Could you transcribe the material below exactly, without leaving out a single line?
● ● ● ● ● ● ●
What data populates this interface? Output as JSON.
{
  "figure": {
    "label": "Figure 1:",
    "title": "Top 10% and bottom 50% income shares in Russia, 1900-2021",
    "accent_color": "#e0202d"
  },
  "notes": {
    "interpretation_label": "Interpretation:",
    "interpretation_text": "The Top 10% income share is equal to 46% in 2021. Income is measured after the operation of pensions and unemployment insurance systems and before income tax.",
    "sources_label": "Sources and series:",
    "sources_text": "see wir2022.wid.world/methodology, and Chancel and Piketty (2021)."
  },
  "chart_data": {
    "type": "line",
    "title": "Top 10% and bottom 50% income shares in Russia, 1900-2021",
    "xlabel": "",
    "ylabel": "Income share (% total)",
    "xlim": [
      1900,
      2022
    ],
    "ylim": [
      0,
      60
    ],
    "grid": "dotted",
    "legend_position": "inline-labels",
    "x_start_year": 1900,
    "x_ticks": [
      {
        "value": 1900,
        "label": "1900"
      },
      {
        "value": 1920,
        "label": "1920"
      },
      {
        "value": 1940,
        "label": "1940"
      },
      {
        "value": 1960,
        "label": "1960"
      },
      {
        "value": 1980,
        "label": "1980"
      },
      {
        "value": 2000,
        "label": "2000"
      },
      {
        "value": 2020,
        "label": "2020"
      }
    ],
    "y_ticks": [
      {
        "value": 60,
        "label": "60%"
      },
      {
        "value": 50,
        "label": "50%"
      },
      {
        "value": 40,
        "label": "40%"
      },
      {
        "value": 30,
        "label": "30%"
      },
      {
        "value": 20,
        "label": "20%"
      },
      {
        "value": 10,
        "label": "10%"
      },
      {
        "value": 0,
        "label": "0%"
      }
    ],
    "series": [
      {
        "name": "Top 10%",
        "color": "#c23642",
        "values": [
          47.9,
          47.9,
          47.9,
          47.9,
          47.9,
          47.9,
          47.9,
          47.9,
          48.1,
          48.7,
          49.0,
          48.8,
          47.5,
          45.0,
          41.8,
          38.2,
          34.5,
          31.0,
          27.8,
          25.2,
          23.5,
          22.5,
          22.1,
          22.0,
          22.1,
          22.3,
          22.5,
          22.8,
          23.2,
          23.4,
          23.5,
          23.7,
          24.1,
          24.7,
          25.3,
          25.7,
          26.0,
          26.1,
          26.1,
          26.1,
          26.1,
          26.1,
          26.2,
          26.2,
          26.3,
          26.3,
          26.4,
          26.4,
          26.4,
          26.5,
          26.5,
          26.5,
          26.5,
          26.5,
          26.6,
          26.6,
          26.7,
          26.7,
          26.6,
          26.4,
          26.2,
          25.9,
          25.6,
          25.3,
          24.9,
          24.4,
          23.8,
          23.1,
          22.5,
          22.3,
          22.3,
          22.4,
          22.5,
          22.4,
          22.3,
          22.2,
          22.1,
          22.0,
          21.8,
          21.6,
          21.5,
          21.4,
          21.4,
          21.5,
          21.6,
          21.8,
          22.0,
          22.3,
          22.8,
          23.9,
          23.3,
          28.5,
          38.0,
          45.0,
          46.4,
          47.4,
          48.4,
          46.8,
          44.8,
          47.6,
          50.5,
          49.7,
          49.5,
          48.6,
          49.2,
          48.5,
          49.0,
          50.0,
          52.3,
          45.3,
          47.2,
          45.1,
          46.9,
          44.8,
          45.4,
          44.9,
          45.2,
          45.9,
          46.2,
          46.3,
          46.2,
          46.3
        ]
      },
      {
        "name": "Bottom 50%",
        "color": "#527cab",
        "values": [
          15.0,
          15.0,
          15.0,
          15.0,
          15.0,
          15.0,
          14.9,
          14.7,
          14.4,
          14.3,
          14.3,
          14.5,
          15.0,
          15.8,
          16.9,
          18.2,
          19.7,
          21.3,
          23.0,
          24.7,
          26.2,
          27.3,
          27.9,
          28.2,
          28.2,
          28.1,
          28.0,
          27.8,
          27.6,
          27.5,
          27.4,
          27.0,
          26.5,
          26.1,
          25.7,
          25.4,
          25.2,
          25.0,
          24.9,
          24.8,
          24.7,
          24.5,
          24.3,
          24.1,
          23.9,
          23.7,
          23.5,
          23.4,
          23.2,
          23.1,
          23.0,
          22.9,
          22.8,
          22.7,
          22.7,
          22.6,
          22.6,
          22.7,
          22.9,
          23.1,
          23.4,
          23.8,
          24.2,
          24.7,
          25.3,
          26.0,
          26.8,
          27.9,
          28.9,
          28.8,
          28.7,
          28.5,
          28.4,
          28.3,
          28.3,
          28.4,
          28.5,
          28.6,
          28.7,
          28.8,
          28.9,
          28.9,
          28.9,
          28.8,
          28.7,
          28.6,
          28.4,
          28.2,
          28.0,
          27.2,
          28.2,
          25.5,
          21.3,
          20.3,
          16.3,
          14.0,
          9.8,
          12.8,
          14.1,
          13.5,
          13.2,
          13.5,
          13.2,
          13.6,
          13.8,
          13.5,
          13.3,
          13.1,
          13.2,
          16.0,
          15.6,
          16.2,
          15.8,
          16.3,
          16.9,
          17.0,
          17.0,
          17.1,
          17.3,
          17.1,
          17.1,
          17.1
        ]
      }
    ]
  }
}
● ● ● ● ● ● ●
*Result*:
What data populates this interface? Output as JSON.
{
  "figure": {
    "label": "Figure 1:",
    "title": "Top 10% and bottom 50% income shares in Russia, 1900-2021",
    "accent_color": "#e0202d"
  },
  "notes": {
    "interpretation_label": "Interpretation:",
    "interpretation_text": "The Top 10% income share is equal to 46% in 2021. Income is measured after the operation of pensions and unemployment insurance systems and before income tax.",
    "sources_label": "Sources and series:",
    "sources_text": "see wir2022.wid.world/methodology, and Chancel and Piketty (2021)."
  },
  "chart_data": {
    "type": "line",
    "title": "Top 10% and bottom 50% income shares in Russia, 1900-2021",
    "xlabel": "",
    "ylabel": "Income share (% total)",
    "xlim": [
      1900,
      2022
    ],
    "ylim": [
      0,
      60
    ],
    "grid": "dotted",
    "legend_position": "inline-labels",
    "x_start_year": 1900,
    "x_ticks": [
      {
        "value": 1900,
        "label": "1900"
      },
      {
        "value": 1920,
        "label": "1920"
      },
      {
        "value": 1940,
        "label": "1940"
      },
      {
        "value": 1960,
        "label": "1960"
      },
      {
        "value": 1980,
        "label": "1980"
      },
      {
        "value": 2000,
        "label": "2000"
      },
      {
        "value": 2020,
        "label": "2020"
      }
    ],
    "y_ticks": [
      {
        "value": 60,
        "label": "60%"
      },
      {
        "value": 50,
        "label": "50%"
      },
      {
        "value": 40,
        "label": "40%"
      },
      {
        "value": 30,
        "label": "30%"
      },
      {
        "value": 20,
        "label": "20%"
      },
      {
        "value": 10,
        "label": "10%"
      },
      {
        "value": 0,
        "label": "0%"
      }
    ],
    "series": [
      {
        "name": "Top 10%",
        "color": "#c23642",
        "values": [
          47.9,
          47.9,
          47.9,
          47.9,
          47.9,
          47.9,
          47.9,
          47.9,
          48.1,
          48.7,
          49.0,
          48.8,
          47.5,
          45.0,
          41.8,
          38.2,
          34.5,
          31.0,
          27.8,
          25.2,
          23.5,
          22.5,
          22.1,
          22.0,
          22.1,
          22.3,
          22.5,
          22.8,
          23.2,
          23.4,
          23.5,
          23.7,
          24.1,
          24.7,
          25.3,
          25.7,
          26.0,
          26.1,
          26.1,
          26.1,
          26.1,
          26.1,
          26.2,
          26.2,
          26.3,
          26.3,
          26.4,
          26.4,
          26.4,
          26.5,
          26.5,
          26.5,
          26.5,
          26.5,
          26.6,
          26.6,
          26.7,
          26.7,
          26.6,
          26.4,
          26.2,
          25.9,
          25.6,
          25.3,
          24.9,
          24.4,
          23.8,
          23.1,
          22.5,
          22.3,
          22.3,
          22.4,
          22.5,
          22.4,
          22.3,
          22.2,
          22.1,
          22.0,
          21.8,
          21.6,
          21.5,
          21.4,
          21.4,
          21.5,
          21.6,
          21.8,
          22.0,
          22.3,
          22.8,
          23.9,
          23.3,
          28.5,
          38.0,
          45.0,
          46.4,
          47.4,
          48.4,
          46.8,
          44.8,
          47.6,
          50.5,
          49.7,
          49.5,
          48.6,
          49.2,
          48.5,
          49.0,
          50.0,
          52.3,
          45.3,
          47.2,
          45.1,
          46.9,
          44.8,
          45.4,
          44.9,
          45.2,
          45.9,
          46.2,
          46.3,
          46.2,
          46.3
        ]
      },
      {
        "name": "Bottom 50%",
        "color": "#527cab",
        "values": [
          15.0,
          15.0,
          15.0,
          15.0,
          15.0,
          15.0,
          14.9,
          14.7,
          14.4,
          14.3,
          14.3,
          14.5,
          15.0,
          15.8,
          16.9,
          18.2,
          19.7,
          21.3,
          23.0,
          24.7,
          26.2,
          27.3,
          27.9,
          28.2,
          28.2,
          28.1,
          28.0,
          27.8,
          27.6,
          27.5,
          27.4,
          27.0,
          26.5,
          26.1,
          25.7,
          25.4,
          25.2,
          25.0,
          24.9,
          24.8,
          24.7,
          24.5,
          24.3,
          24.1,
          23.9,
          23.7,
          23.5,
          23.4,
          23.2,
          23.1,
          23.0,
          22.9,
          22.8,
          22.7,
          22.7,
          22.6,
          22.6,
          22.7,
          22.9,
          23.1,
          23.4,
          23.8,
          24.2,
          24.7,
          25.3,
          26.0,
          26.8,
          27.9,
          28.9,
          28.8,
          28.7,
          28.5,
          28.4,
          28.3,
          28.3,
          28.4,
          28.5,
          28.6,
          28.7,
          28.8,
          28.9,
          28.9,
          28.9,
          28.8,
          28.7,
          28.6,
          28.4,
          28.2,
          28.0,
          27.2,
          28.2,
          25.5,
          21.3,
          20.3,
          16.3,
          14.0,
          9.8,
          12.8,
          14.1,
          13.5,
          13.2,
          13.5,
          13.2,
          13.6,
          13.8,
          13.5,
          13.3,
          13.1,
          13.2,
          16.0,
          15.6,
          16.2,
          15.8,
          16.3,
          16.9,
          17.0,
          17.0,
          17.1,
          17.3,
          17.1,
          17.1,
          17.1
        ]
      }
    ]
  }
}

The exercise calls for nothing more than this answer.